> _WHAT IS ASKED_
Pictures in the data below are not part of the copy; transcribe everything else exactly.

-- ENTRIES SHOWN start --

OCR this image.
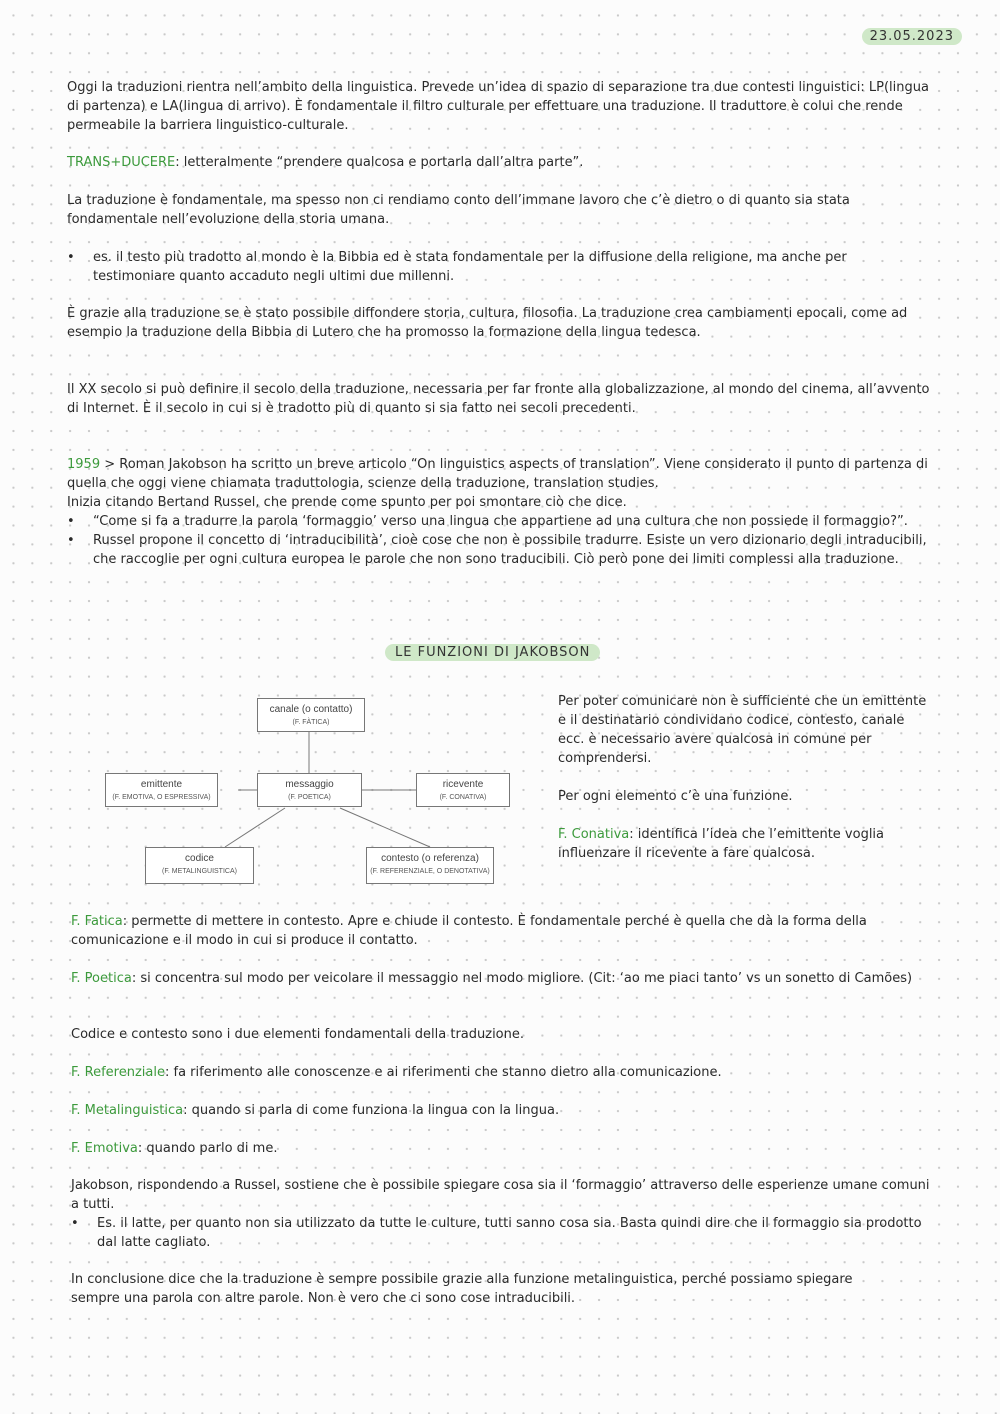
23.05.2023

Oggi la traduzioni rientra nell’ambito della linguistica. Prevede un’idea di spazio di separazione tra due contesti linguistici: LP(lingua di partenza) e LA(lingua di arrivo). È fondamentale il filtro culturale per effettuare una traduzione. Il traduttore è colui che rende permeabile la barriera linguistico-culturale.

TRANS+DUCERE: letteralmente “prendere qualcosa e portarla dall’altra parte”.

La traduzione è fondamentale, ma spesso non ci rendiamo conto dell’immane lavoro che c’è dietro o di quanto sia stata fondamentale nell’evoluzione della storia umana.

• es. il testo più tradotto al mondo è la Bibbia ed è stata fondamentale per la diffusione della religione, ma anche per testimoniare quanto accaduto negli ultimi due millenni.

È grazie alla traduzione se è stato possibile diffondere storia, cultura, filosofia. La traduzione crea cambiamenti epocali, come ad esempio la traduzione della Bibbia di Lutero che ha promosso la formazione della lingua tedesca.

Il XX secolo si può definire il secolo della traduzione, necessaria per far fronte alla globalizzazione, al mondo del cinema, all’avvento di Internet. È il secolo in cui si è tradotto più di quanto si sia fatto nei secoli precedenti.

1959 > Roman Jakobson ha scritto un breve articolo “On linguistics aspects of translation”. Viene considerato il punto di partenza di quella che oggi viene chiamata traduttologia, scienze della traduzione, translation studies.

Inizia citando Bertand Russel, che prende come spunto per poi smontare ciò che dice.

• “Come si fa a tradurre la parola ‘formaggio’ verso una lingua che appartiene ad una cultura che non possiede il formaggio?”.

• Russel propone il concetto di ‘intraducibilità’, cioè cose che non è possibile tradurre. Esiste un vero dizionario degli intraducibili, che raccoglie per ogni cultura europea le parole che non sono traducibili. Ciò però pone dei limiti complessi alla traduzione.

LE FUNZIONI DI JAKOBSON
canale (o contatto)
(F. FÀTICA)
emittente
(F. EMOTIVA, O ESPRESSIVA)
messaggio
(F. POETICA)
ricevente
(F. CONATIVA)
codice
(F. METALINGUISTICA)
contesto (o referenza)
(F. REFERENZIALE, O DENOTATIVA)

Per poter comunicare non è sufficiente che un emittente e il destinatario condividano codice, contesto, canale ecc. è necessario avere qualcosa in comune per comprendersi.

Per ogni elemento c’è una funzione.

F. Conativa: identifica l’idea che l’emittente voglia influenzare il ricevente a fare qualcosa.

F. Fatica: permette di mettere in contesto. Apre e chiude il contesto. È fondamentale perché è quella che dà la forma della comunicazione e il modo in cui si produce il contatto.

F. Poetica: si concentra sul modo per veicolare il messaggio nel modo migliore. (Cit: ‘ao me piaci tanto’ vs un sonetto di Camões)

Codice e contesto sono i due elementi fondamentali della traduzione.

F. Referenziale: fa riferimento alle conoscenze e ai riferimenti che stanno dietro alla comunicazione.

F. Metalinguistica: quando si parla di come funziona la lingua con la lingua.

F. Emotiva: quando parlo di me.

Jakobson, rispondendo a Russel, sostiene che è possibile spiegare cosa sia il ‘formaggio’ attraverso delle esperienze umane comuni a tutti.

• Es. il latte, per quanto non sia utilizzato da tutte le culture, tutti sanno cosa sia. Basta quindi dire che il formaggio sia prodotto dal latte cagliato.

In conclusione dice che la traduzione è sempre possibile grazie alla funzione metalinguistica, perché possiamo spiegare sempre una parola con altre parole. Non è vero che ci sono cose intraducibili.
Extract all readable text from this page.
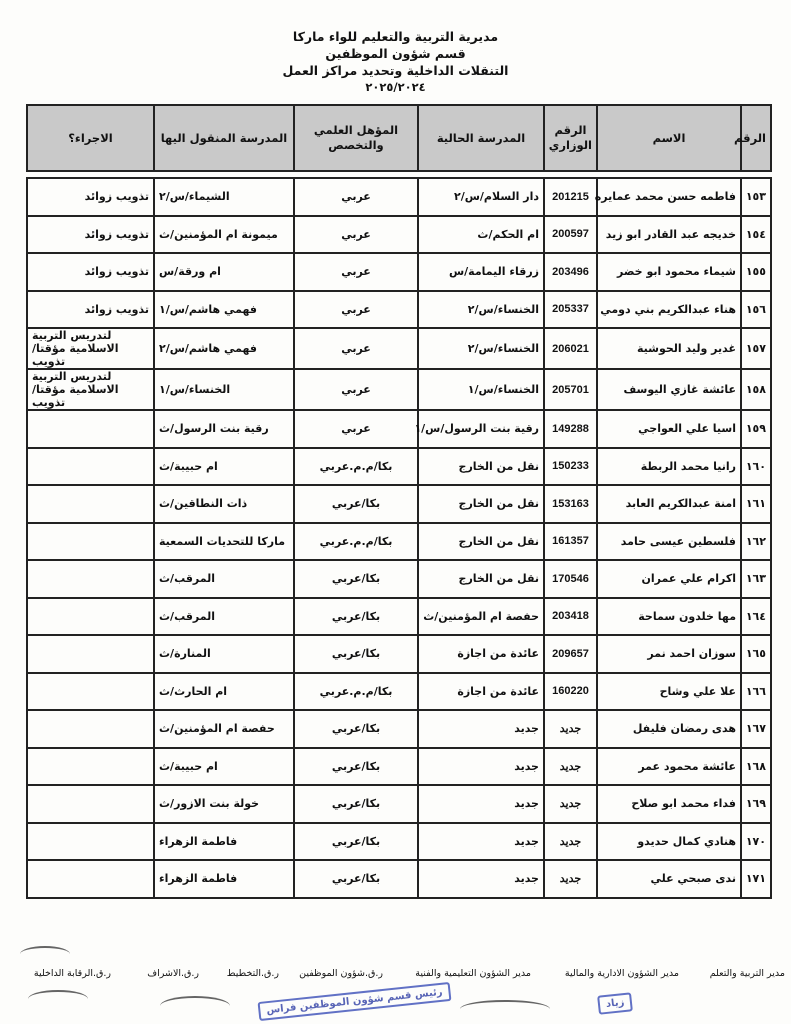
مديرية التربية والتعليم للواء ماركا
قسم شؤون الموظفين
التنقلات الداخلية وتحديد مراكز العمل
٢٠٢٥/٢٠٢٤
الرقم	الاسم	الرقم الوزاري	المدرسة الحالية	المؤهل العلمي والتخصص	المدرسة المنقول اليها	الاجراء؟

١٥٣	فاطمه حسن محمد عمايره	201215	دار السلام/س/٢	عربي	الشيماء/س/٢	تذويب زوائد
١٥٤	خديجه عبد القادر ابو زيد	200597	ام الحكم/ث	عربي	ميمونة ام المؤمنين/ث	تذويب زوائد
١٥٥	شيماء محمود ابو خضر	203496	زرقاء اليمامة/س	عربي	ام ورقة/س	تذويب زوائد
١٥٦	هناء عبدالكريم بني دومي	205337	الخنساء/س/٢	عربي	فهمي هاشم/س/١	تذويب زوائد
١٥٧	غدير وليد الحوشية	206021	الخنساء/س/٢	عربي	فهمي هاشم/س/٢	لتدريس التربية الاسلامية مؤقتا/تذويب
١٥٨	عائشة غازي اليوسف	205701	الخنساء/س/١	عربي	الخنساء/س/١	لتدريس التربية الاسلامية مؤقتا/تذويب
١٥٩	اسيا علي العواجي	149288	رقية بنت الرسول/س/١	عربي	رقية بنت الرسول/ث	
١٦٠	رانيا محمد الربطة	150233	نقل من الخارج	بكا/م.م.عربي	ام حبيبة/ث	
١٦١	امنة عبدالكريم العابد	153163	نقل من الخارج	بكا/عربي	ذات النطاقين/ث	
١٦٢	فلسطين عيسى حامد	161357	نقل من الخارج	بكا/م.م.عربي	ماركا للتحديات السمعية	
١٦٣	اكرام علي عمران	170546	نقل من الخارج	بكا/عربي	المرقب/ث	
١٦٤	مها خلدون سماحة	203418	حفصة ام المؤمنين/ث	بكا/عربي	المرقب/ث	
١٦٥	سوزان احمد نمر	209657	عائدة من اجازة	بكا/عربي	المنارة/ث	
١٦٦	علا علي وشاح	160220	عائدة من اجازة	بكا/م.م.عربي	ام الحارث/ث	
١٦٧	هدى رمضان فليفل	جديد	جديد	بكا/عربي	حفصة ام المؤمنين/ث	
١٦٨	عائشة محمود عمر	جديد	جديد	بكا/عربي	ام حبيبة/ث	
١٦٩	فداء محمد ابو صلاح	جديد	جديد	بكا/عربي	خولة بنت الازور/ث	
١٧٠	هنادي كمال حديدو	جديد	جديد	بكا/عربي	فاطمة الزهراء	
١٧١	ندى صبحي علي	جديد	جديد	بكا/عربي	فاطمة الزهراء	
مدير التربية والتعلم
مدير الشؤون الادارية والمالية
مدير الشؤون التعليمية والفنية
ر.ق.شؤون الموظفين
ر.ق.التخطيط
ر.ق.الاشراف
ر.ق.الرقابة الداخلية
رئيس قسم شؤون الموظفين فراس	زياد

-- ENTRIES SHOWN end --

> _SOLUTION FOR THIS EXERCISE_
OCR this image.
23.05.2023

Oggi la traduzioni rientra nell’ambito della linguistica. Prevede un’idea di spazio di separazione tra due contesti linguistici: LP(lingua di partenza) e LA(lingua di arrivo). È fondamentale il filtro culturale per effettuare una traduzione. Il traduttore è colui che rende permeabile la barriera linguistico-culturale.

TRANS+DUCERE: letteralmente “prendere qualcosa e portarla dall’altra parte”.

La traduzione è fondamentale, ma spesso non ci rendiamo conto dell’immane lavoro che c’è dietro o di quanto sia stata fondamentale nell’evoluzione della storia umana.

• es. il testo più tradotto al mondo è la Bibbia ed è stata fondamentale per la diffusione della religione, ma anche per testimoniare quanto accaduto negli ultimi due millenni.

È grazie alla traduzione se è stato possibile diffondere storia, cultura, filosofia. La traduzione crea cambiamenti epocali, come ad esempio la traduzione della Bibbia di Lutero che ha promosso la formazione della lingua tedesca.

Il XX secolo si può definire il secolo della traduzione, necessaria per far fronte alla globalizzazione, al mondo del cinema, all’avvento di Internet. È il secolo in cui si è tradotto più di quanto si sia fatto nei secoli precedenti.

1959 > Roman Jakobson ha scritto un breve articolo “On linguistics aspects of translation”. Viene considerato il punto di partenza di quella che oggi viene chiamata traduttologia, scienze della traduzione, translation studies.

Inizia citando Bertand Russel, che prende come spunto per poi smontare ciò che dice.

• “Come si fa a tradurre la parola ‘formaggio’ verso una lingua che appartiene ad una cultura che non possiede il formaggio?”.

• Russel propone il concetto di ‘intraducibilità’, cioè cose che non è possibile tradurre. Esiste un vero dizionario degli intraducibili, che raccoglie per ogni cultura europea le parole che non sono traducibili. Ciò però pone dei limiti complessi alla traduzione.

LE FUNZIONI DI JAKOBSON
canale (o contatto)
(F. FÀTICA)
emittente
(F. EMOTIVA, O ESPRESSIVA)
messaggio
(F. POETICA)
ricevente
(F. CONATIVA)
codice
(F. METALINGUISTICA)
contesto (o referenza)
(F. REFERENZIALE, O DENOTATIVA)

Per poter comunicare non è sufficiente che un emittente e il destinatario condividano codice, contesto, canale ecc. è necessario avere qualcosa in comune per comprendersi.

Per ogni elemento c’è una funzione.

F. Conativa: identifica l’idea che l’emittente voglia influenzare il ricevente a fare qualcosa.

F. Fatica: permette di mettere in contesto. Apre e chiude il contesto. È fondamentale perché è quella che dà la forma della comunicazione e il modo in cui si produce il contatto.

F. Poetica: si concentra sul modo per veicolare il messaggio nel modo migliore. (Cit: ‘ao me piaci tanto’ vs un sonetto di Camões)

Codice e contesto sono i due elementi fondamentali della traduzione.

F. Referenziale: fa riferimento alle conoscenze e ai riferimenti che stanno dietro alla comunicazione.

F. Metalinguistica: quando si parla di come funziona la lingua con la lingua.

F. Emotiva: quando parlo di me.

Jakobson, rispondendo a Russel, sostiene che è possibile spiegare cosa sia il ‘formaggio’ attraverso delle esperienze umane comuni a tutti.

• Es. il latte, per quanto non sia utilizzato da tutte le culture, tutti sanno cosa sia. Basta quindi dire che il formaggio sia prodotto dal latte cagliato.

In conclusione dice che la traduzione è sempre possibile grazie alla funzione metalinguistica, perché possiamo spiegare sempre una parola con altre parole. Non è vero che ci sono cose intraducibili.
Extract all readable text from this page.
مديرية التربية والتعليم للواء ماركا
قسم شؤون الموظفين
التنقلات الداخلية وتحديد مراكز العمل
٢٠٢٥/٢٠٢٤
الرقم	الاسم	الرقم الوزاري	المدرسة الحالية	المؤهل العلمي والتخصص	المدرسة المنقول اليها	الاجراء؟

١٥٣	فاطمه حسن محمد عمايره	201215	دار السلام/س/٢	عربي	الشيماء/س/٢	تذويب زوائد
١٥٤	خديجه عبد القادر ابو زيد	200597	ام الحكم/ث	عربي	ميمونة ام المؤمنين/ث	تذويب زوائد
١٥٥	شيماء محمود ابو خضر	203496	زرقاء اليمامة/س	عربي	ام ورقة/س	تذويب زوائد
١٥٦	هناء عبدالكريم بني دومي	205337	الخنساء/س/٢	عربي	فهمي هاشم/س/١	تذويب زوائد
١٥٧	غدير وليد الحوشية	206021	الخنساء/س/٢	عربي	فهمي هاشم/س/٢	لتدريس التربية الاسلامية مؤقتا/تذويب
١٥٨	عائشة غازي اليوسف	205701	الخنساء/س/١	عربي	الخنساء/س/١	لتدريس التربية الاسلامية مؤقتا/تذويب
١٥٩	اسيا علي العواجي	149288	رقية بنت الرسول/س/١	عربي	رقية بنت الرسول/ث	
١٦٠	رانيا محمد الربطة	150233	نقل من الخارج	بكا/م.م.عربي	ام حبيبة/ث	
١٦١	امنة عبدالكريم العابد	153163	نقل من الخارج	بكا/عربي	ذات النطاقين/ث	
١٦٢	فلسطين عيسى حامد	161357	نقل من الخارج	بكا/م.م.عربي	ماركا للتحديات السمعية	
١٦٣	اكرام علي عمران	170546	نقل من الخارج	بكا/عربي	المرقب/ث	
١٦٤	مها خلدون سماحة	203418	حفصة ام المؤمنين/ث	بكا/عربي	المرقب/ث	
١٦٥	سوزان احمد نمر	209657	عائدة من اجازة	بكا/عربي	المنارة/ث	
١٦٦	علا علي وشاح	160220	عائدة من اجازة	بكا/م.م.عربي	ام الحارث/ث	
١٦٧	هدى رمضان فليفل	جديد	جديد	بكا/عربي	حفصة ام المؤمنين/ث	
١٦٨	عائشة محمود عمر	جديد	جديد	بكا/عربي	ام حبيبة/ث	
١٦٩	فداء محمد ابو صلاح	جديد	جديد	بكا/عربي	خولة بنت الازور/ث	
١٧٠	هنادي كمال حديدو	جديد	جديد	بكا/عربي	فاطمة الزهراء	
١٧١	ندى صبحي علي	جديد	جديد	بكا/عربي	فاطمة الزهراء	
مدير التربية والتعلم
مدير الشؤون الادارية والمالية
مدير الشؤون التعليمية والفنية
ر.ق.شؤون الموظفين
ر.ق.التخطيط
ر.ق.الاشراف
ر.ق.الرقابة الداخلية
رئيس قسم شؤون الموظفين فراس	زياد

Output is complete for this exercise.